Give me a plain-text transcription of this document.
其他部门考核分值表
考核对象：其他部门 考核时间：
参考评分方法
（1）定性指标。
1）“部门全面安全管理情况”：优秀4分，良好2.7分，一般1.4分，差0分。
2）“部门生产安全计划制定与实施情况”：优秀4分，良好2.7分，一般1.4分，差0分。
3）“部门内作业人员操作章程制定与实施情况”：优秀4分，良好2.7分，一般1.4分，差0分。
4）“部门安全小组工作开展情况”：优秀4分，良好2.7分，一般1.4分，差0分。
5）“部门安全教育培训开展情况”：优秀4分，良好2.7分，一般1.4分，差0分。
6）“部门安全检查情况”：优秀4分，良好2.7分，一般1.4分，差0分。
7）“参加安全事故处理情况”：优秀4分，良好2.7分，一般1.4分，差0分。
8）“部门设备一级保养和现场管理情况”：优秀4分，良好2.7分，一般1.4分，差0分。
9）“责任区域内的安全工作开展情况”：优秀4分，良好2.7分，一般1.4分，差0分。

---*---

*Required work:*
Every entry should be printed again exactly as written.

*Exercise response:*
Give me a plain-text transcription of this document.
其他部门考核分值表
考核对象：其他部门 考核时间：
参考评分方法
（1）定性指标。
1）“部门全面安全管理情况”：优秀4分，良好2.7分，一般1.4分，差0分。
2）“部门生产安全计划制定与实施情况”：优秀4分，良好2.7分，一般1.4分，差0分。
3）“部门内作业人员操作章程制定与实施情况”：优秀4分，良好2.7分，一般1.4分，差0分。
4）“部门安全小组工作开展情况”：优秀4分，良好2.7分，一般1.4分，差0分。
5）“部门安全教育培训开展情况”：优秀4分，良好2.7分，一般1.4分，差0分。
6）“部门安全检查情况”：优秀4分，良好2.7分，一般1.4分，差0分。
7）“参加安全事故处理情况”：优秀4分，良好2.7分，一般1.4分，差0分。
8）“部门设备一级保养和现场管理情况”：优秀4分，良好2.7分，一般1.4分，差0分。
9）“责任区域内的安全工作开展情况”：优秀4分，良好2.7分，一般1.4分，差0分。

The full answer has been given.